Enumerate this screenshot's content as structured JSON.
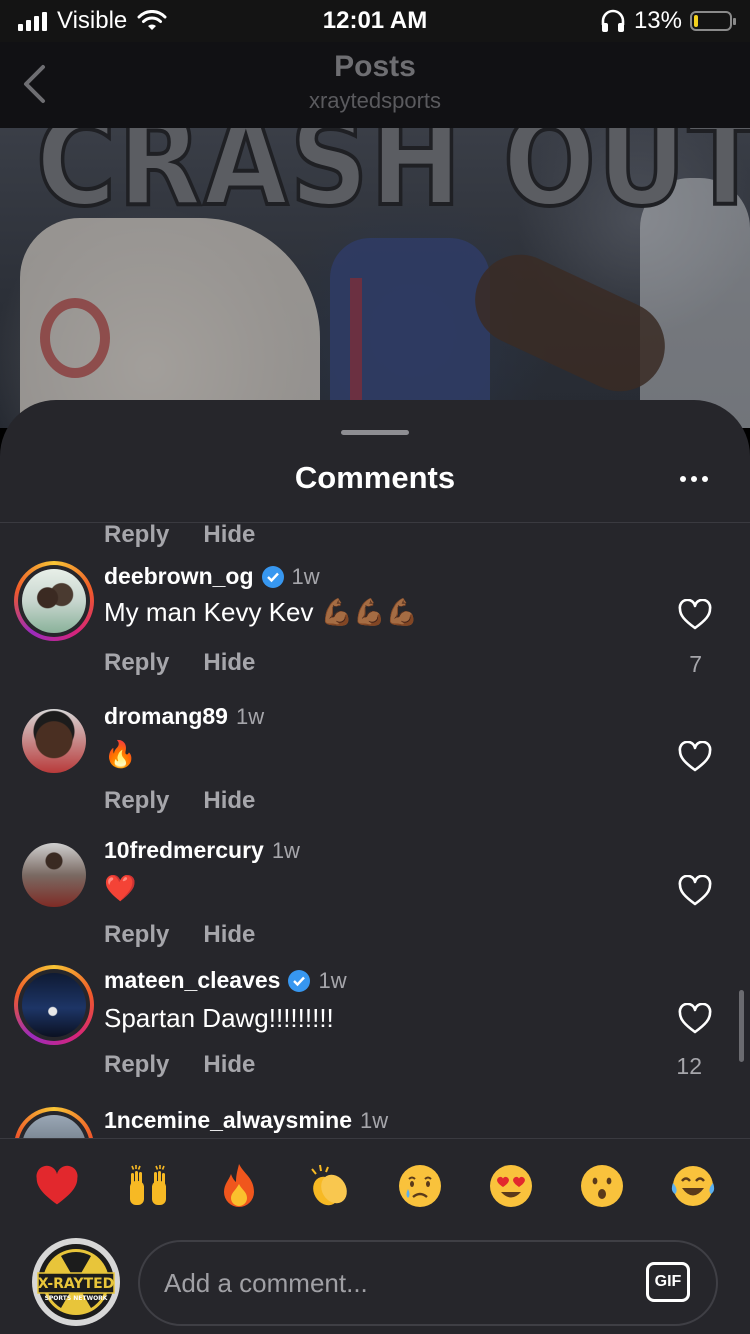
{
  "status_bar": {
    "carrier": "Visible",
    "time": "12:01 AM",
    "battery_percent_label": "13%",
    "battery_level": 0.13
  },
  "header": {
    "title": "Posts",
    "username": "xraytedsports"
  },
  "post": {
    "image_text": "CRASH OUT!"
  },
  "sheet": {
    "title": "Comments"
  },
  "actions": {
    "reply": "Reply",
    "hide": "Hide"
  },
  "comments": [
    {
      "username": "deebrown_og",
      "verified": true,
      "time": "1w",
      "text": "My man Kevy Kev 💪🏾💪🏾💪🏾",
      "likes": "7"
    },
    {
      "username": "dromang89",
      "verified": false,
      "time": "1w",
      "text": "🔥",
      "likes": ""
    },
    {
      "username": "10fredmercury",
      "verified": false,
      "time": "1w",
      "text": "❤️",
      "likes": ""
    },
    {
      "username": "mateen_cleaves",
      "verified": true,
      "time": "1w",
      "text": "Spartan Dawg!!!!!!!!!",
      "likes": "12"
    },
    {
      "username": "1ncemine_alwaysmine",
      "verified": false,
      "time": "1w",
      "text": "",
      "likes": ""
    }
  ],
  "reactions": [
    "❤️",
    "🙌",
    "🔥",
    "👏",
    "😢",
    "😍",
    "😮",
    "😂"
  ],
  "composer": {
    "placeholder": "Add a comment...",
    "gif_label": "GIF",
    "avatar_logo_text": "X-RAYTED",
    "avatar_logo_subtext": "SPORTS NETWORK"
  },
  "colors": {
    "sheet_bg": "#26262b",
    "verified": "#3797f0",
    "secondary_text": "#a6a6ab",
    "battery_fill": "#f4d11e"
  }
}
####################
Set down every entry word for word, but omit the pictures.

== Answer to this problem ==
Enumerate this screenshot's content as structured JSON.
{
  "status_bar": {
    "carrier": "Visible",
    "time": "12:01 AM",
    "battery_percent_label": "13%",
    "battery_level": 0.13
  },
  "header": {
    "title": "Posts",
    "username": "xraytedsports"
  },
  "post": {
    "image_text": "CRASH OUT!"
  },
  "sheet": {
    "title": "Comments"
  },
  "actions": {
    "reply": "Reply",
    "hide": "Hide"
  },
  "comments": [
    {
      "username": "deebrown_og",
      "verified": true,
      "time": "1w",
      "text": "My man Kevy Kev 💪🏾💪🏾💪🏾",
      "likes": "7"
    },
    {
      "username": "dromang89",
      "verified": false,
      "time": "1w",
      "text": "🔥",
      "likes": ""
    },
    {
      "username": "10fredmercury",
      "verified": false,
      "time": "1w",
      "text": "❤️",
      "likes": ""
    },
    {
      "username": "mateen_cleaves",
      "verified": true,
      "time": "1w",
      "text": "Spartan Dawg!!!!!!!!!",
      "likes": "12"
    },
    {
      "username": "1ncemine_alwaysmine",
      "verified": false,
      "time": "1w",
      "text": "",
      "likes": ""
    }
  ],
  "reactions": [
    "❤️",
    "🙌",
    "🔥",
    "👏",
    "😢",
    "😍",
    "😮",
    "😂"
  ],
  "composer": {
    "placeholder": "Add a comment...",
    "gif_label": "GIF",
    "avatar_logo_text": "X-RAYTED",
    "avatar_logo_subtext": "SPORTS NETWORK"
  },
  "colors": {
    "sheet_bg": "#26262b",
    "verified": "#3797f0",
    "secondary_text": "#a6a6ab",
    "battery_fill": "#f4d11e"
  }
}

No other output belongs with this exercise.